What you are asked to do -> Could you output each line of the data that follows exactly?

Rows ->
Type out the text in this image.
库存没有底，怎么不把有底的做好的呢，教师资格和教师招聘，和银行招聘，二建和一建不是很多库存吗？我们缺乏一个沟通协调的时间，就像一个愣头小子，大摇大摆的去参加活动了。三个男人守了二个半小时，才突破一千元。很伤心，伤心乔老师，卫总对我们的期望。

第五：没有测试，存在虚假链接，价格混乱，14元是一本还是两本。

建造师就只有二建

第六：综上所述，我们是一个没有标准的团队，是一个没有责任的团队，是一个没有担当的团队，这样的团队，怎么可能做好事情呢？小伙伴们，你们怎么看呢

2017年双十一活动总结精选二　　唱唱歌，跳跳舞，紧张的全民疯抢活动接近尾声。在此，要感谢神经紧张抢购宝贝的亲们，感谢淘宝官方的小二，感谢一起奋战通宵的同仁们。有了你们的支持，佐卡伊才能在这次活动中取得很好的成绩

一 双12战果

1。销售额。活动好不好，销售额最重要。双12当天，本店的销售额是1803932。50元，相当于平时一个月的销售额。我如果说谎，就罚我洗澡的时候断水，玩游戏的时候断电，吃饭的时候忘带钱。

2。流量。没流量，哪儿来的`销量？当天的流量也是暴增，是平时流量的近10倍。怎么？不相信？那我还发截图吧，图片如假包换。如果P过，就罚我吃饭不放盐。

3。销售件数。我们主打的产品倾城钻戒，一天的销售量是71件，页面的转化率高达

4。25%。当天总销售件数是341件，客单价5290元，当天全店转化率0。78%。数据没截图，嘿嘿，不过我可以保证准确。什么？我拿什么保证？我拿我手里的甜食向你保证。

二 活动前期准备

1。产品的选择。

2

Task output ->
Type out the text in this image.
库存没有底，怎么不把有底的做好的呢，教师资格和教师招聘，和银行招聘，二建和一建不是很多库存吗？我们缺乏一个沟通协调的时间，就像一个愣头小子，大摇大摆的去参加活动了。三个男人守了二个半小时，才突破一千元。很伤心，伤心乔老师，卫总对我们的期望。

第五：没有测试，存在虚假链接，价格混乱，14元是一本还是两本。

建造师就只有二建

第六：综上所述，我们是一个没有标准的团队，是一个没有责任的团队，是一个没有担当的团队，这样的团队，怎么可能做好事情呢？小伙伴们，你们怎么看呢

2017年双十一活动总结精选二　　唱唱歌，跳跳舞，紧张的全民疯抢活动接近尾声。在此，要感谢神经紧张抢购宝贝的亲们，感谢淘宝官方的小二，感谢一起奋战通宵的同仁们。有了你们的支持，佐卡伊才能在这次活动中取得很好的成绩

一 双12战果

1。销售额。活动好不好，销售额最重要。双12当天，本店的销售额是1803932。50元，相当于平时一个月的销售额。我如果说谎，就罚我洗澡的时候断水，玩游戏的时候断电，吃饭的时候忘带钱。

2。流量。没流量，哪儿来的`销量？当天的流量也是暴增，是平时流量的近10倍。怎么？不相信？那我还发截图吧，图片如假包换。如果P过，就罚我吃饭不放盐。

3。销售件数。我们主打的产品倾城钻戒，一天的销售量是71件，页面的转化率高达

4。25%。当天总销售件数是341件，客单价5290元，当天全店转化率0。78%。数据没截图，嘿嘿，不过我可以保证准确。什么？我拿什么保证？我拿我手里的甜食向你保证。

二 活动前期准备

1。产品的选择。

2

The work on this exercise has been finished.